** What the task asks **
Read the material below. Count the lines containing "title" and give that count alone.

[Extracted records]

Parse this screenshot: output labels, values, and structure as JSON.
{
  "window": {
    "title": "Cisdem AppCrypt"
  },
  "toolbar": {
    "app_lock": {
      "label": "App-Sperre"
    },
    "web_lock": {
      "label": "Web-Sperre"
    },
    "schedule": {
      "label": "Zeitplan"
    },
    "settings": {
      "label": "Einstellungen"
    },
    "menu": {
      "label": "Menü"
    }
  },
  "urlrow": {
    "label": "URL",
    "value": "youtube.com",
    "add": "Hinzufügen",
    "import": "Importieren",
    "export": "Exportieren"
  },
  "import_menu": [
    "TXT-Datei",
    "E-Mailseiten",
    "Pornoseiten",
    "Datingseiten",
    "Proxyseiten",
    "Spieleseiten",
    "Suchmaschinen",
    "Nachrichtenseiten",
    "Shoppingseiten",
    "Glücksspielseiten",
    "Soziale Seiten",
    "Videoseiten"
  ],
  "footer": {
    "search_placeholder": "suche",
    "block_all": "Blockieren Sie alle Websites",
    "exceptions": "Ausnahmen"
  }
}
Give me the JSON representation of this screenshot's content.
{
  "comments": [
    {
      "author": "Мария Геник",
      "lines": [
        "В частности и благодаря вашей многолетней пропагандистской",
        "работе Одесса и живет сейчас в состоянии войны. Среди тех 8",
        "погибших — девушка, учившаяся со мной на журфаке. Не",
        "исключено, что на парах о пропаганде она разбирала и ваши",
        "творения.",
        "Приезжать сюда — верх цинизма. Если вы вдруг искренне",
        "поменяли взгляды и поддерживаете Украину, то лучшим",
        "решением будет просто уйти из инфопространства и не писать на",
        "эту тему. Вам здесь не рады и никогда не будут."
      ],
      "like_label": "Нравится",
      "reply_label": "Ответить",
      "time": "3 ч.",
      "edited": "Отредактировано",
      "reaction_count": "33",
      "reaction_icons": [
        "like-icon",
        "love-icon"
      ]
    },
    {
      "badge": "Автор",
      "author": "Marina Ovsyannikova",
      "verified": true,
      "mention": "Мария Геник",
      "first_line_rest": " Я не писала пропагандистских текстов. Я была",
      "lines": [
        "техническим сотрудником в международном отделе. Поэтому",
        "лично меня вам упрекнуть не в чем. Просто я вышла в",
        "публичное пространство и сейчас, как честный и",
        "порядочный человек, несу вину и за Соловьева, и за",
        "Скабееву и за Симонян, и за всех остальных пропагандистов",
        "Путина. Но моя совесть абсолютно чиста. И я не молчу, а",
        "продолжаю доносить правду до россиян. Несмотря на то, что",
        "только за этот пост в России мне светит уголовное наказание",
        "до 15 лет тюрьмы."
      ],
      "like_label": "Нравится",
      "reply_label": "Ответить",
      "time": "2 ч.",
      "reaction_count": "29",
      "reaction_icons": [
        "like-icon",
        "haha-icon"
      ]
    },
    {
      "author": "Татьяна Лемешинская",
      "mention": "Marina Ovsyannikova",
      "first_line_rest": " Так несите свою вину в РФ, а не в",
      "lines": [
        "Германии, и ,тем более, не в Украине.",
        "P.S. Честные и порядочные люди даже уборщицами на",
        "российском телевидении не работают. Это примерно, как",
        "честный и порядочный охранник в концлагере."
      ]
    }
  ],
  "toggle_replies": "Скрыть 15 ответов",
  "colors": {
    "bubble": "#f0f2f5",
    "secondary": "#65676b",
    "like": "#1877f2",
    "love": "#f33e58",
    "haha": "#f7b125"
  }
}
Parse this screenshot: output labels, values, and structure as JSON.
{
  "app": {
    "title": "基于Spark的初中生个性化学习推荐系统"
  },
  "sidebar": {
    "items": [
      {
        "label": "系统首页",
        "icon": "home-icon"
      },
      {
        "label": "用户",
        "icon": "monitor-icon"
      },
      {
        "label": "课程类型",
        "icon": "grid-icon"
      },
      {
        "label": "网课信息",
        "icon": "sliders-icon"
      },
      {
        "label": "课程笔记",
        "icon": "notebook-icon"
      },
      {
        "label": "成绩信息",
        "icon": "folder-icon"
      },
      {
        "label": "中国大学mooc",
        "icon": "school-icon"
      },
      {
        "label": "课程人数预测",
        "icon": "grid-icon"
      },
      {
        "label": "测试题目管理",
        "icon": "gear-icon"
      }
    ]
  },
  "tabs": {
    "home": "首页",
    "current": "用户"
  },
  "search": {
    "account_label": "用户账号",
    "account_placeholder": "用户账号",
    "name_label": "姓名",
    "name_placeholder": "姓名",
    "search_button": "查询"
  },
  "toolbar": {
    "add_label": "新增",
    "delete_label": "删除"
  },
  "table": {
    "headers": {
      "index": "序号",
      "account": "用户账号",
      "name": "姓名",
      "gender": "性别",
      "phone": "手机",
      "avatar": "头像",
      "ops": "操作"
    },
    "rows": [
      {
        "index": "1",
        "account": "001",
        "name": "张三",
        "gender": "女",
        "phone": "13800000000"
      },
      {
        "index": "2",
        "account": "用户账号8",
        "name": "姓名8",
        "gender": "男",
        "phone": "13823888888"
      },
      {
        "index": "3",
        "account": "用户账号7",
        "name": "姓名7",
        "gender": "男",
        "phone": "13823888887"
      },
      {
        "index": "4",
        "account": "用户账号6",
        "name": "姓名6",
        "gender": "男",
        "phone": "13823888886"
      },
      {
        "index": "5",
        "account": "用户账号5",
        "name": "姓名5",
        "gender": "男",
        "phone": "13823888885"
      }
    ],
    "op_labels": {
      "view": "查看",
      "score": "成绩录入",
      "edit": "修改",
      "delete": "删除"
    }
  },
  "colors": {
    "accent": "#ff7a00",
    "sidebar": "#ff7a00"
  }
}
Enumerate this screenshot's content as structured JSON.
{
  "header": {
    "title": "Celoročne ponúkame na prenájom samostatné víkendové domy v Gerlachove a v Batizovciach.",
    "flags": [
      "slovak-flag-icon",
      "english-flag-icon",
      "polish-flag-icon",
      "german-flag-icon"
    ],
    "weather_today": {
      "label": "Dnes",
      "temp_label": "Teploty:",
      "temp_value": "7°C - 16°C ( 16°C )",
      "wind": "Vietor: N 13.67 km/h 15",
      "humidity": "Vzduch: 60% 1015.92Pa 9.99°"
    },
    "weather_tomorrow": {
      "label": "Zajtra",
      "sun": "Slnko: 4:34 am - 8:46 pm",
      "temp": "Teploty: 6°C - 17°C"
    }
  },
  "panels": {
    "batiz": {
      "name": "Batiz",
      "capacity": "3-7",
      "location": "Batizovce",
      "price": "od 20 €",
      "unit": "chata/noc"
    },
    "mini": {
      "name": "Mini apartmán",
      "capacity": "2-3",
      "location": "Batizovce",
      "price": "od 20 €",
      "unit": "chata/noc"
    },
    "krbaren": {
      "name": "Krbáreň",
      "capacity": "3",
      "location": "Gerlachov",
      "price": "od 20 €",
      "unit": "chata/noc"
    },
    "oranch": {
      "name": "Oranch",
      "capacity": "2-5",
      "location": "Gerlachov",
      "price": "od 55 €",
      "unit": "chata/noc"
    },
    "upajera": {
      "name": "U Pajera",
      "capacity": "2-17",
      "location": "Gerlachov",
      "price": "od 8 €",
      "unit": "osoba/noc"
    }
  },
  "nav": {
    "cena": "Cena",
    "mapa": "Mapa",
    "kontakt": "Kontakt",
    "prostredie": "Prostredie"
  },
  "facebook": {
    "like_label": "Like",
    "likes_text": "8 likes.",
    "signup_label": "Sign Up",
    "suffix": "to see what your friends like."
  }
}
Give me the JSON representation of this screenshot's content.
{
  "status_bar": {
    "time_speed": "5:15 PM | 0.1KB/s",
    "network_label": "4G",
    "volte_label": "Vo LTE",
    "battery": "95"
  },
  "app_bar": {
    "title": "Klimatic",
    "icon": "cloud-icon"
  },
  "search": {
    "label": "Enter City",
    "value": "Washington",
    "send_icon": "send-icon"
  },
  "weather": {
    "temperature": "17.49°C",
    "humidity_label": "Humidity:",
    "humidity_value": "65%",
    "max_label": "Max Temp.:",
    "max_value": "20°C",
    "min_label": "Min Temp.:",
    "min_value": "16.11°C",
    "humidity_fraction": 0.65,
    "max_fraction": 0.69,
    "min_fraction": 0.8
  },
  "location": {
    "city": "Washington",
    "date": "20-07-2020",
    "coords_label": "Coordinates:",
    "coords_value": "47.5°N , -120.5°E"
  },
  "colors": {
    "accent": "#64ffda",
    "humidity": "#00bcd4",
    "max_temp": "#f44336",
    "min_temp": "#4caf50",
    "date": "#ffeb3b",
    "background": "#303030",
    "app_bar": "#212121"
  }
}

** Final result **
4